* **YOUR OBJECTIVE**:
Single out the lines of the material that contain "from" and copy them.

-------- EXERCISE MATERIALS

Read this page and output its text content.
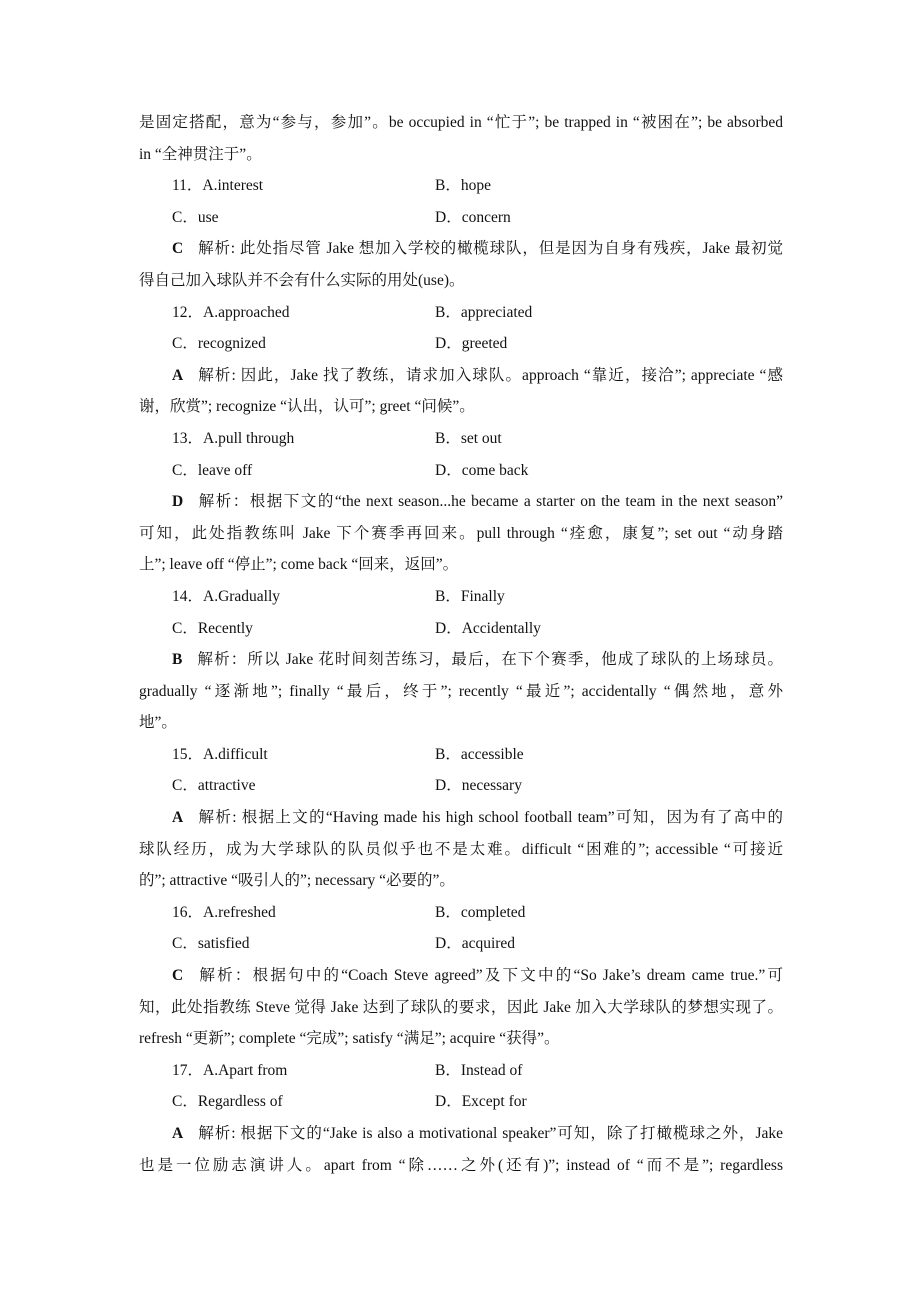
是固定搭配，意为“参与，参加”。be occupied in “忙于”; be trapped in “被困在”; be absorbed
in “全神贯注于”。
11．A.interest	B．hope
C．use	D．concern
C 解析: 此处指尽管 Jake 想加入学校的橄榄球队，但是因为自身有残疾，Jake 最初觉
得自己加入球队并不会有什么实际的用处(use)。
12．A.approached	B．appreciated
C．recognized	D．greeted
A 解析: 因此，Jake 找了教练，请求加入球队。approach “靠近，接洽”; appreciate “感
谢，欣赏”; recognize “认出，认可”; greet “问候”。
13．A.pull through	B．set out
C．leave off	D．come back
D 解析：根据下文的“the next season...he became a starter on the team in the next season”
可知，此处指教练叫 Jake 下个赛季再回来。pull through “痊愈，康复”; set out “动身踏
上”; leave off “停止”; come back “回来，返回”。
14．A.Gradually	B．Finally
C．Recently	D．Accidentally
B 解析：所以 Jake 花时间刻苦练习，最后，在下个赛季，他成了球队的上场球员。
gradually “逐渐地”; finally “最后，终于”; recently “最近”; accidentally “偶然地，意外
地”。
15．A.difficult	B．accessible
C．attractive	D．necessary
A 解析: 根据上文的“Having made his high school football team”可知，因为有了高中的
球队经历，成为大学球队的队员似乎也不是太难。difficult “困难的”; accessible “可接近
的”; attractive “吸引人的”; necessary “必要的”。
16．A.refreshed	B．completed
C．satisfied	D．acquired
C 解析：根据句中的“Coach Steve agreed”及下文中的“So Jake’s dream came true.”可
知，此处指教练 Steve 觉得 Jake 达到了球队的要求，因此 Jake 加入大学球队的梦想实现了。
refresh “更新”; complete “完成”; satisfy “满足”; acquire “获得”。
17．A.Apart from	B．Instead of
C．Regardless of	D．Except for
A 解析: 根据下文的“Jake is also a motivational speaker”可知，除了打橄榄球之外，Jake
也是一位励志演讲人。apart from “除……之外(还有)”; instead of “而不是”; regardless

----------------

* **CORRECT ANSWER**:
17．A.Apart from	B．Instead of
也是一位励志演讲人。apart from “除……之外(还有)”; instead of “而不是”; regardless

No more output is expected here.